__THE EXERCISE__
Go through the records and give each one again exactly.

__EXERCISE DATA__
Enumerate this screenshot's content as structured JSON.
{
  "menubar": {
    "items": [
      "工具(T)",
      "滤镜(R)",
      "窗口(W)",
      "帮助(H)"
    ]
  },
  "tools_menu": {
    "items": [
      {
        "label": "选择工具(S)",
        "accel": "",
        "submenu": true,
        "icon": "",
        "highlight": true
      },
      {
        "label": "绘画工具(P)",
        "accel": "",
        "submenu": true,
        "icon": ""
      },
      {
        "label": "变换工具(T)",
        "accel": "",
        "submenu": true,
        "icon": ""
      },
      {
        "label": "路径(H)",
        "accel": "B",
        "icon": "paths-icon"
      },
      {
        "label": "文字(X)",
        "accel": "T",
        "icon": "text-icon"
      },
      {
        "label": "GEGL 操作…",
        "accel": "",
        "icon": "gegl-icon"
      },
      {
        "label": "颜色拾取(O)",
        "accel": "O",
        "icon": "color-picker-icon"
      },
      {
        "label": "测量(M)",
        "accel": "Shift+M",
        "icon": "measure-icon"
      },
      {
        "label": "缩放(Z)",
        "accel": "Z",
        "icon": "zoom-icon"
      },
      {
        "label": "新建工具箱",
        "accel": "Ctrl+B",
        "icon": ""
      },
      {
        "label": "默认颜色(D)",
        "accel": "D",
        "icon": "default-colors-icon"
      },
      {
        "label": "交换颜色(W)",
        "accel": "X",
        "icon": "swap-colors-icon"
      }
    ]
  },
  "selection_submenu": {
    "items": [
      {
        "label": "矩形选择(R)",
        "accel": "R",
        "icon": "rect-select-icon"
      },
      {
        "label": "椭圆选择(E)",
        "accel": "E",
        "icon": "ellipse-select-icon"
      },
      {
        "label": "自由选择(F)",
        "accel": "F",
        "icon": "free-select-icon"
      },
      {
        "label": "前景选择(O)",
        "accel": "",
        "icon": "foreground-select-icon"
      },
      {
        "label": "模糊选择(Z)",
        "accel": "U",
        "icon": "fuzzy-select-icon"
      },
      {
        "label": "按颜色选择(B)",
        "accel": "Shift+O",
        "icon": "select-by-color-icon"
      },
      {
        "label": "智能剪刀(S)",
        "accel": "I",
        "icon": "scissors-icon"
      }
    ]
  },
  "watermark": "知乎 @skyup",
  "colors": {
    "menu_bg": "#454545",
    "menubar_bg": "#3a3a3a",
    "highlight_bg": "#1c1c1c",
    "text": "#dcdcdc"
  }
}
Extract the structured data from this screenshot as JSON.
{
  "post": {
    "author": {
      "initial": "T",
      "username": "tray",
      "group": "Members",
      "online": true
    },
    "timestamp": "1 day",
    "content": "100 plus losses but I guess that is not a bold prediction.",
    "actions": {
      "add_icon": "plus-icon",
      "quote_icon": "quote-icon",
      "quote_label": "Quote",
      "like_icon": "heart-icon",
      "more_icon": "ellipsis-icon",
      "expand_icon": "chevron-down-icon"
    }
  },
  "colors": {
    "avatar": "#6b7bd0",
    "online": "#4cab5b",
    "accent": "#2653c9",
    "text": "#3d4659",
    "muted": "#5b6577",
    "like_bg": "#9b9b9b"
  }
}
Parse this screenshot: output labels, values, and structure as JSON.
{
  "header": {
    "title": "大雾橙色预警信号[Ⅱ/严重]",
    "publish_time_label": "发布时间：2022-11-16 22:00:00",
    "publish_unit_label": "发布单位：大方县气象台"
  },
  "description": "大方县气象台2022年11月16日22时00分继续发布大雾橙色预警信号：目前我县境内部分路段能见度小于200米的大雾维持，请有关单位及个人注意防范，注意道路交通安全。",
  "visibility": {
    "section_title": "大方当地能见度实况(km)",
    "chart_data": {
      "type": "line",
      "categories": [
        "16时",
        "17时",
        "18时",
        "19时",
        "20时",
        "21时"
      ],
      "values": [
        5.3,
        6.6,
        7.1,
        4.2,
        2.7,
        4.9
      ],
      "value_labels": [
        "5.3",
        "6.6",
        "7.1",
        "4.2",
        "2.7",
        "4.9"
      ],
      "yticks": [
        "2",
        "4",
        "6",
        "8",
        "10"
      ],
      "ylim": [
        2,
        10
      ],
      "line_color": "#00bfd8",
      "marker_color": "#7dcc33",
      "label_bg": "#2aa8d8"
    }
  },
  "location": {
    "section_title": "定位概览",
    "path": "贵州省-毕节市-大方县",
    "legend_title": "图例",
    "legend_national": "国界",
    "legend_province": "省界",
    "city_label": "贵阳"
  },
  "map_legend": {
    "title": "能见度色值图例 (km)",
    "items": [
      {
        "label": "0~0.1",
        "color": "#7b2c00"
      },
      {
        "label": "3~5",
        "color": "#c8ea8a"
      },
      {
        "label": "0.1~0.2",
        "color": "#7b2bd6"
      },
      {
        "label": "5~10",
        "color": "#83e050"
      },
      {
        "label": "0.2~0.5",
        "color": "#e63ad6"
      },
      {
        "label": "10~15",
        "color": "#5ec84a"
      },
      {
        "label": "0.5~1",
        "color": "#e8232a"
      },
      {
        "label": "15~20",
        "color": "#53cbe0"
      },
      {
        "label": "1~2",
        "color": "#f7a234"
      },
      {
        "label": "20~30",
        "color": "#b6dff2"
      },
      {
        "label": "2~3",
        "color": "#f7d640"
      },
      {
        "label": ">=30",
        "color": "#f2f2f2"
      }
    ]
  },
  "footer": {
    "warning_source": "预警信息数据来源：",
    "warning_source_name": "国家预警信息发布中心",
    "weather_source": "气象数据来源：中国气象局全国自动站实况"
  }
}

__ANSWER FOR THIS EXERCISE__
Enumerate this screenshot's content as structured JSON.
{
  "menubar": {
    "items": [
      "工具(T)",
      "滤镜(R)",
      "窗口(W)",
      "帮助(H)"
    ]
  },
  "tools_menu": {
    "items": [
      {
        "label": "选择工具(S)",
        "accel": "",
        "submenu": true,
        "icon": "",
        "highlight": true
      },
      {
        "label": "绘画工具(P)",
        "accel": "",
        "submenu": true,
        "icon": ""
      },
      {
        "label": "变换工具(T)",
        "accel": "",
        "submenu": true,
        "icon": ""
      },
      {
        "label": "路径(H)",
        "accel": "B",
        "icon": "paths-icon"
      },
      {
        "label": "文字(X)",
        "accel": "T",
        "icon": "text-icon"
      },
      {
        "label": "GEGL 操作…",
        "accel": "",
        "icon": "gegl-icon"
      },
      {
        "label": "颜色拾取(O)",
        "accel": "O",
        "icon": "color-picker-icon"
      },
      {
        "label": "测量(M)",
        "accel": "Shift+M",
        "icon": "measure-icon"
      },
      {
        "label": "缩放(Z)",
        "accel": "Z",
        "icon": "zoom-icon"
      },
      {
        "label": "新建工具箱",
        "accel": "Ctrl+B",
        "icon": ""
      },
      {
        "label": "默认颜色(D)",
        "accel": "D",
        "icon": "default-colors-icon"
      },
      {
        "label": "交换颜色(W)",
        "accel": "X",
        "icon": "swap-colors-icon"
      }
    ]
  },
  "selection_submenu": {
    "items": [
      {
        "label": "矩形选择(R)",
        "accel": "R",
        "icon": "rect-select-icon"
      },
      {
        "label": "椭圆选择(E)",
        "accel": "E",
        "icon": "ellipse-select-icon"
      },
      {
        "label": "自由选择(F)",
        "accel": "F",
        "icon": "free-select-icon"
      },
      {
        "label": "前景选择(O)",
        "accel": "",
        "icon": "foreground-select-icon"
      },
      {
        "label": "模糊选择(Z)",
        "accel": "U",
        "icon": "fuzzy-select-icon"
      },
      {
        "label": "按颜色选择(B)",
        "accel": "Shift+O",
        "icon": "select-by-color-icon"
      },
      {
        "label": "智能剪刀(S)",
        "accel": "I",
        "icon": "scissors-icon"
      }
    ]
  },
  "watermark": "知乎 @skyup",
  "colors": {
    "menu_bg": "#454545",
    "menubar_bg": "#3a3a3a",
    "highlight_bg": "#1c1c1c",
    "text": "#dcdcdc"
  }
}
Extract the structured data from this screenshot as JSON.
{
  "post": {
    "author": {
      "initial": "T",
      "username": "tray",
      "group": "Members",
      "online": true
    },
    "timestamp": "1 day",
    "content": "100 plus losses but I guess that is not a bold prediction.",
    "actions": {
      "add_icon": "plus-icon",
      "quote_icon": "quote-icon",
      "quote_label": "Quote",
      "like_icon": "heart-icon",
      "more_icon": "ellipsis-icon",
      "expand_icon": "chevron-down-icon"
    }
  },
  "colors": {
    "avatar": "#6b7bd0",
    "online": "#4cab5b",
    "accent": "#2653c9",
    "text": "#3d4659",
    "muted": "#5b6577",
    "like_bg": "#9b9b9b"
  }
}
Parse this screenshot: output labels, values, and structure as JSON.
{
  "header": {
    "title": "大雾橙色预警信号[Ⅱ/严重]",
    "publish_time_label": "发布时间：2022-11-16 22:00:00",
    "publish_unit_label": "发布单位：大方县气象台"
  },
  "description": "大方县气象台2022年11月16日22时00分继续发布大雾橙色预警信号：目前我县境内部分路段能见度小于200米的大雾维持，请有关单位及个人注意防范，注意道路交通安全。",
  "visibility": {
    "section_title": "大方当地能见度实况(km)",
    "chart_data": {
      "type": "line",
      "categories": [
        "16时",
        "17时",
        "18时",
        "19时",
        "20时",
        "21时"
      ],
      "values": [
        5.3,
        6.6,
        7.1,
        4.2,
        2.7,
        4.9
      ],
      "value_labels": [
        "5.3",
        "6.6",
        "7.1",
        "4.2",
        "2.7",
        "4.9"
      ],
      "yticks": [
        "2",
        "4",
        "6",
        "8",
        "10"
      ],
      "ylim": [
        2,
        10
      ],
      "line_color": "#00bfd8",
      "marker_color": "#7dcc33",
      "label_bg": "#2aa8d8"
    }
  },
  "location": {
    "section_title": "定位概览",
    "path": "贵州省-毕节市-大方县",
    "legend_title": "图例",
    "legend_national": "国界",
    "legend_province": "省界",
    "city_label": "贵阳"
  },
  "map_legend": {
    "title": "能见度色值图例 (km)",
    "items": [
      {
        "label": "0~0.1",
        "color": "#7b2c00"
      },
      {
        "label": "3~5",
        "color": "#c8ea8a"
      },
      {
        "label": "0.1~0.2",
        "color": "#7b2bd6"
      },
      {
        "label": "5~10",
        "color": "#83e050"
      },
      {
        "label": "0.2~0.5",
        "color": "#e63ad6"
      },
      {
        "label": "10~15",
        "color": "#5ec84a"
      },
      {
        "label": "0.5~1",
        "color": "#e8232a"
      },
      {
        "label": "15~20",
        "color": "#53cbe0"
      },
      {
        "label": "1~2",
        "color": "#f7a234"
      },
      {
        "label": "20~30",
        "color": "#b6dff2"
      },
      {
        "label": "2~3",
        "color": "#f7d640"
      },
      {
        "label": ">=30",
        "color": "#f2f2f2"
      }
    ]
  },
  "footer": {
    "warning_source": "预警信息数据来源：",
    "warning_source_name": "国家预警信息发布中心",
    "weather_source": "气象数据来源：中国气象局全国自动站实况"
  }
}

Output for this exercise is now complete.